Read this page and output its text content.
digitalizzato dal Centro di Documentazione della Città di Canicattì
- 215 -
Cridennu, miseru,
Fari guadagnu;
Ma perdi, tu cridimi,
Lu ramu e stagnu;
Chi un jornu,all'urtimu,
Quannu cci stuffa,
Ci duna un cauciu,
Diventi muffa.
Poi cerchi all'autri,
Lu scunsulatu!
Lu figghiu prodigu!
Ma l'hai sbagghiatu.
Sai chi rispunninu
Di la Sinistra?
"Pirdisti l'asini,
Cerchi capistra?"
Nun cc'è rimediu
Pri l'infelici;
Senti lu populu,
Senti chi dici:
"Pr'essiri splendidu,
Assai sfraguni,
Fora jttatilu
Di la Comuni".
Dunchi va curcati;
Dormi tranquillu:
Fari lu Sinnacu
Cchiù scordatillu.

> **Task requirements**: Write out all the entries exactly.

> **Correct response**:
Read this page and output its text content.
digitalizzato dal Centro di Documentazione della Città di Canicattì
- 215 -
Cridennu, miseru,
Fari guadagnu;
Ma perdi, tu cridimi,
Lu ramu e stagnu;
Chi un jornu,all'urtimu,
Quannu cci stuffa,
Ci duna un cauciu,
Diventi muffa.
Poi cerchi all'autri,
Lu scunsulatu!
Lu figghiu prodigu!
Ma l'hai sbagghiatu.
Sai chi rispunninu
Di la Sinistra?
"Pirdisti l'asini,
Cerchi capistra?"
Nun cc'è rimediu
Pri l'infelici;
Senti lu populu,
Senti chi dici:
"Pr'essiri splendidu,
Assai sfraguni,
Fora jttatilu
Di la Comuni".
Dunchi va curcati;
Dormi tranquillu:
Fari lu Sinnacu
Cchiù scordatillu.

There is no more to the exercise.